Copy every line of the material below word for word.

╔══

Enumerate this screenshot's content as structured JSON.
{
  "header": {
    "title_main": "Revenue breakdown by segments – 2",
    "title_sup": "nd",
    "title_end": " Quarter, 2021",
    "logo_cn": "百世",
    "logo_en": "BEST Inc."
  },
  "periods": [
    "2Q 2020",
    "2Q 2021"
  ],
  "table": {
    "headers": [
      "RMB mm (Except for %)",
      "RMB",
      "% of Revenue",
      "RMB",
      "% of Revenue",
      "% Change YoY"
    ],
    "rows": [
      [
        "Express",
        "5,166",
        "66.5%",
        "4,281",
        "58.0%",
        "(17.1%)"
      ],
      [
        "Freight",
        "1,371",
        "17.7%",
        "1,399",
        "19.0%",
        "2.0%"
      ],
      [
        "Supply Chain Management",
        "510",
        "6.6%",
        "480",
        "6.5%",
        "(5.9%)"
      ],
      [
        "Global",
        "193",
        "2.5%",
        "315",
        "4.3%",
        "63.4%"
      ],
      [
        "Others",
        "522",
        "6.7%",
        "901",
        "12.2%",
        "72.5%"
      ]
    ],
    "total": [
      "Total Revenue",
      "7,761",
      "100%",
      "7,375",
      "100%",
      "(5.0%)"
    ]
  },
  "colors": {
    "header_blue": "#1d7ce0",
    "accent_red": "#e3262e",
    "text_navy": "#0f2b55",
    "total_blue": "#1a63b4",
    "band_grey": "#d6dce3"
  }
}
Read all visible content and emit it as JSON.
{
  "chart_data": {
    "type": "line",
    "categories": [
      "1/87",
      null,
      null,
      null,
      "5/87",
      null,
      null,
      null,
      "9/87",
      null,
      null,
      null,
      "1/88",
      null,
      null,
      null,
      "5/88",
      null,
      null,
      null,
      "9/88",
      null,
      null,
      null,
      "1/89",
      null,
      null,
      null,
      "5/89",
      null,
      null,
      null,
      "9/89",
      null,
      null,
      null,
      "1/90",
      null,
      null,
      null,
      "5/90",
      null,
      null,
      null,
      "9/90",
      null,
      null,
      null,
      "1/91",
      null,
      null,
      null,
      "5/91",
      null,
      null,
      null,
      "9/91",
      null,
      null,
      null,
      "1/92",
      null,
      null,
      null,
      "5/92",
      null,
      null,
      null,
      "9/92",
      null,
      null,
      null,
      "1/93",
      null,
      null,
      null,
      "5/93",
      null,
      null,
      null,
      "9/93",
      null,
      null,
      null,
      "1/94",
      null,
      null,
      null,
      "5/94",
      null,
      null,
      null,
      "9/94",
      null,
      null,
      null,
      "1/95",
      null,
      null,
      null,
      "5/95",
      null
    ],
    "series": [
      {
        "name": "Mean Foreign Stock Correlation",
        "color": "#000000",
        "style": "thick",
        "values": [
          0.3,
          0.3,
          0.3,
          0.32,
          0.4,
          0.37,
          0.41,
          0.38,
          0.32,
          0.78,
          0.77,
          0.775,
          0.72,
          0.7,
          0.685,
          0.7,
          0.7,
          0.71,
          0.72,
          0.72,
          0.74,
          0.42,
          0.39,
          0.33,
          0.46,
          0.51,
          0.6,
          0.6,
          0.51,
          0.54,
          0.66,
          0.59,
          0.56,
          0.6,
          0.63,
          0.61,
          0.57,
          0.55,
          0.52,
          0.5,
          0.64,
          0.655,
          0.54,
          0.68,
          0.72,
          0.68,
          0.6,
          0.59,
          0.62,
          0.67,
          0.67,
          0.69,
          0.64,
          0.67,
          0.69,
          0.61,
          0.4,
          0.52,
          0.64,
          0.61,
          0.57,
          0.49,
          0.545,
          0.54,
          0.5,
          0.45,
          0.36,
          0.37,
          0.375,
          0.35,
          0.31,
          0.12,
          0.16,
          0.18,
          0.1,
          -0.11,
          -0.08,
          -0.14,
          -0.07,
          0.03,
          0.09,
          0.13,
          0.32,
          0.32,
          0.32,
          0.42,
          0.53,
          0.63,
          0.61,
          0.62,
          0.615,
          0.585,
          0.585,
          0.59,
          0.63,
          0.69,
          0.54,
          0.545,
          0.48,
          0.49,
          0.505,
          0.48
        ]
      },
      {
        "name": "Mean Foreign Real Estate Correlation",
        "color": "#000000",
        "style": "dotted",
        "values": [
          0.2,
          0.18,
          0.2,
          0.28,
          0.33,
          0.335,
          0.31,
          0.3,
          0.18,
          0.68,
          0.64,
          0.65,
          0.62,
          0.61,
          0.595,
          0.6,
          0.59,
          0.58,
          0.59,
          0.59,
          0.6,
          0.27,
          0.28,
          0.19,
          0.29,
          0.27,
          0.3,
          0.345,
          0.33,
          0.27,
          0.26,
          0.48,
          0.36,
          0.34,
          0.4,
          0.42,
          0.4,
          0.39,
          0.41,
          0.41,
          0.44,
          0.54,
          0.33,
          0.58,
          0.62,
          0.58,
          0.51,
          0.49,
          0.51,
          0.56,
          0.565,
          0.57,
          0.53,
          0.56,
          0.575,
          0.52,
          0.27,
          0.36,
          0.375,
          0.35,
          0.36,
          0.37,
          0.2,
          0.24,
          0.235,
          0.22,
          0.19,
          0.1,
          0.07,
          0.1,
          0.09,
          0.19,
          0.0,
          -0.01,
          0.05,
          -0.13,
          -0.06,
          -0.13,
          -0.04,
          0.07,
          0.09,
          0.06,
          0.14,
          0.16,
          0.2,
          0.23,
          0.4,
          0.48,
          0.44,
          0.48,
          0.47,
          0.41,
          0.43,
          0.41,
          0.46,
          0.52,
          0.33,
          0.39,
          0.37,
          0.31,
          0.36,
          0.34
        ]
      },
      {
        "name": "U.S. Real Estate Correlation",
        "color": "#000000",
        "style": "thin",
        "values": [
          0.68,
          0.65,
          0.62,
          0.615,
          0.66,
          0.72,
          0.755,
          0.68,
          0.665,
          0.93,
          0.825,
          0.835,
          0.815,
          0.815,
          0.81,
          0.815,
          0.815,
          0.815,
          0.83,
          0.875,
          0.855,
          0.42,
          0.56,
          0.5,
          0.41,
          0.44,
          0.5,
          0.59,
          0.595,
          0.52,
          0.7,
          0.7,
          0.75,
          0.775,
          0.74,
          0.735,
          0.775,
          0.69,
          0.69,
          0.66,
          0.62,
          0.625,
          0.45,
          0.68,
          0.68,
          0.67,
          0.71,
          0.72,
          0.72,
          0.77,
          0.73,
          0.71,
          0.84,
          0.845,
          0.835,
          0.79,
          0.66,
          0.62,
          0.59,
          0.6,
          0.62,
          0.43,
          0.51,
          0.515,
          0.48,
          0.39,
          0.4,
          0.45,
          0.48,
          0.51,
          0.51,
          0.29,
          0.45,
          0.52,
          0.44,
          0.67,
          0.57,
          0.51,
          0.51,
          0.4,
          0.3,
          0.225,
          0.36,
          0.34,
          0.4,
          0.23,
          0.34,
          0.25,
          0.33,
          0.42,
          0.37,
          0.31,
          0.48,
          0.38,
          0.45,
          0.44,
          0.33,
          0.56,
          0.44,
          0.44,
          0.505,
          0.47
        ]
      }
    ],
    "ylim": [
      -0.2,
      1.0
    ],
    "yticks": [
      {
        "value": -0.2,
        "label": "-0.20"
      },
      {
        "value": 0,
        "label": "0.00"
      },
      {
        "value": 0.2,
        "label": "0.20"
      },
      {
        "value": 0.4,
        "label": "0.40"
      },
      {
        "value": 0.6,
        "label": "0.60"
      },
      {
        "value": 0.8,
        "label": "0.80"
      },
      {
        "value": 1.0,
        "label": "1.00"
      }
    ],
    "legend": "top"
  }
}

╚══

• _Answer to the exercise_:
Enumerate this screenshot's content as structured JSON.
{
  "header": {
    "title_main": "Revenue breakdown by segments – 2",
    "title_sup": "nd",
    "title_end": " Quarter, 2021",
    "logo_cn": "百世",
    "logo_en": "BEST Inc."
  },
  "periods": [
    "2Q 2020",
    "2Q 2021"
  ],
  "table": {
    "headers": [
      "RMB mm (Except for %)",
      "RMB",
      "% of Revenue",
      "RMB",
      "% of Revenue",
      "% Change YoY"
    ],
    "rows": [
      [
        "Express",
        "5,166",
        "66.5%",
        "4,281",
        "58.0%",
        "(17.1%)"
      ],
      [
        "Freight",
        "1,371",
        "17.7%",
        "1,399",
        "19.0%",
        "2.0%"
      ],
      [
        "Supply Chain Management",
        "510",
        "6.6%",
        "480",
        "6.5%",
        "(5.9%)"
      ],
      [
        "Global",
        "193",
        "2.5%",
        "315",
        "4.3%",
        "63.4%"
      ],
      [
        "Others",
        "522",
        "6.7%",
        "901",
        "12.2%",
        "72.5%"
      ]
    ],
    "total": [
      "Total Revenue",
      "7,761",
      "100%",
      "7,375",
      "100%",
      "(5.0%)"
    ]
  },
  "colors": {
    "header_blue": "#1d7ce0",
    "accent_red": "#e3262e",
    "text_navy": "#0f2b55",
    "total_blue": "#1a63b4",
    "band_grey": "#d6dce3"
  }
}
Read all visible content and emit it as JSON.
{
  "chart_data": {
    "type": "line",
    "categories": [
      "1/87",
      null,
      null,
      null,
      "5/87",
      null,
      null,
      null,
      "9/87",
      null,
      null,
      null,
      "1/88",
      null,
      null,
      null,
      "5/88",
      null,
      null,
      null,
      "9/88",
      null,
      null,
      null,
      "1/89",
      null,
      null,
      null,
      "5/89",
      null,
      null,
      null,
      "9/89",
      null,
      null,
      null,
      "1/90",
      null,
      null,
      null,
      "5/90",
      null,
      null,
      null,
      "9/90",
      null,
      null,
      null,
      "1/91",
      null,
      null,
      null,
      "5/91",
      null,
      null,
      null,
      "9/91",
      null,
      null,
      null,
      "1/92",
      null,
      null,
      null,
      "5/92",
      null,
      null,
      null,
      "9/92",
      null,
      null,
      null,
      "1/93",
      null,
      null,
      null,
      "5/93",
      null,
      null,
      null,
      "9/93",
      null,
      null,
      null,
      "1/94",
      null,
      null,
      null,
      "5/94",
      null,
      null,
      null,
      "9/94",
      null,
      null,
      null,
      "1/95",
      null,
      null,
      null,
      "5/95",
      null
    ],
    "series": [
      {
        "name": "Mean Foreign Stock Correlation",
        "color": "#000000",
        "style": "thick",
        "values": [
          0.3,
          0.3,
          0.3,
          0.32,
          0.4,
          0.37,
          0.41,
          0.38,
          0.32,
          0.78,
          0.77,
          0.775,
          0.72,
          0.7,
          0.685,
          0.7,
          0.7,
          0.71,
          0.72,
          0.72,
          0.74,
          0.42,
          0.39,
          0.33,
          0.46,
          0.51,
          0.6,
          0.6,
          0.51,
          0.54,
          0.66,
          0.59,
          0.56,
          0.6,
          0.63,
          0.61,
          0.57,
          0.55,
          0.52,
          0.5,
          0.64,
          0.655,
          0.54,
          0.68,
          0.72,
          0.68,
          0.6,
          0.59,
          0.62,
          0.67,
          0.67,
          0.69,
          0.64,
          0.67,
          0.69,
          0.61,
          0.4,
          0.52,
          0.64,
          0.61,
          0.57,
          0.49,
          0.545,
          0.54,
          0.5,
          0.45,
          0.36,
          0.37,
          0.375,
          0.35,
          0.31,
          0.12,
          0.16,
          0.18,
          0.1,
          -0.11,
          -0.08,
          -0.14,
          -0.07,
          0.03,
          0.09,
          0.13,
          0.32,
          0.32,
          0.32,
          0.42,
          0.53,
          0.63,
          0.61,
          0.62,
          0.615,
          0.585,
          0.585,
          0.59,
          0.63,
          0.69,
          0.54,
          0.545,
          0.48,
          0.49,
          0.505,
          0.48
        ]
      },
      {
        "name": "Mean Foreign Real Estate Correlation",
        "color": "#000000",
        "style": "dotted",
        "values": [
          0.2,
          0.18,
          0.2,
          0.28,
          0.33,
          0.335,
          0.31,
          0.3,
          0.18,
          0.68,
          0.64,
          0.65,
          0.62,
          0.61,
          0.595,
          0.6,
          0.59,
          0.58,
          0.59,
          0.59,
          0.6,
          0.27,
          0.28,
          0.19,
          0.29,
          0.27,
          0.3,
          0.345,
          0.33,
          0.27,
          0.26,
          0.48,
          0.36,
          0.34,
          0.4,
          0.42,
          0.4,
          0.39,
          0.41,
          0.41,
          0.44,
          0.54,
          0.33,
          0.58,
          0.62,
          0.58,
          0.51,
          0.49,
          0.51,
          0.56,
          0.565,
          0.57,
          0.53,
          0.56,
          0.575,
          0.52,
          0.27,
          0.36,
          0.375,
          0.35,
          0.36,
          0.37,
          0.2,
          0.24,
          0.235,
          0.22,
          0.19,
          0.1,
          0.07,
          0.1,
          0.09,
          0.19,
          0.0,
          -0.01,
          0.05,
          -0.13,
          -0.06,
          -0.13,
          -0.04,
          0.07,
          0.09,
          0.06,
          0.14,
          0.16,
          0.2,
          0.23,
          0.4,
          0.48,
          0.44,
          0.48,
          0.47,
          0.41,
          0.43,
          0.41,
          0.46,
          0.52,
          0.33,
          0.39,
          0.37,
          0.31,
          0.36,
          0.34
        ]
      },
      {
        "name": "U.S. Real Estate Correlation",
        "color": "#000000",
        "style": "thin",
        "values": [
          0.68,
          0.65,
          0.62,
          0.615,
          0.66,
          0.72,
          0.755,
          0.68,
          0.665,
          0.93,
          0.825,
          0.835,
          0.815,
          0.815,
          0.81,
          0.815,
          0.815,
          0.815,
          0.83,
          0.875,
          0.855,
          0.42,
          0.56,
          0.5,
          0.41,
          0.44,
          0.5,
          0.59,
          0.595,
          0.52,
          0.7,
          0.7,
          0.75,
          0.775,
          0.74,
          0.735,
          0.775,
          0.69,
          0.69,
          0.66,
          0.62,
          0.625,
          0.45,
          0.68,
          0.68,
          0.67,
          0.71,
          0.72,
          0.72,
          0.77,
          0.73,
          0.71,
          0.84,
          0.845,
          0.835,
          0.79,
          0.66,
          0.62,
          0.59,
          0.6,
          0.62,
          0.43,
          0.51,
          0.515,
          0.48,
          0.39,
          0.4,
          0.45,
          0.48,
          0.51,
          0.51,
          0.29,
          0.45,
          0.52,
          0.44,
          0.67,
          0.57,
          0.51,
          0.51,
          0.4,
          0.3,
          0.225,
          0.36,
          0.34,
          0.4,
          0.23,
          0.34,
          0.25,
          0.33,
          0.42,
          0.37,
          0.31,
          0.48,
          0.38,
          0.45,
          0.44,
          0.33,
          0.56,
          0.44,
          0.44,
          0.505,
          0.47
        ]
      }
    ],
    "ylim": [
      -0.2,
      1.0
    ],
    "yticks": [
      {
        "value": -0.2,
        "label": "-0.20"
      },
      {
        "value": 0,
        "label": "0.00"
      },
      {
        "value": 0.2,
        "label": "0.20"
      },
      {
        "value": 0.4,
        "label": "0.40"
      },
      {
        "value": 0.6,
        "label": "0.60"
      },
      {
        "value": 0.8,
        "label": "0.80"
      },
      {
        "value": 1.0,
        "label": "1.00"
      }
    ],
    "legend": "top"
  }
}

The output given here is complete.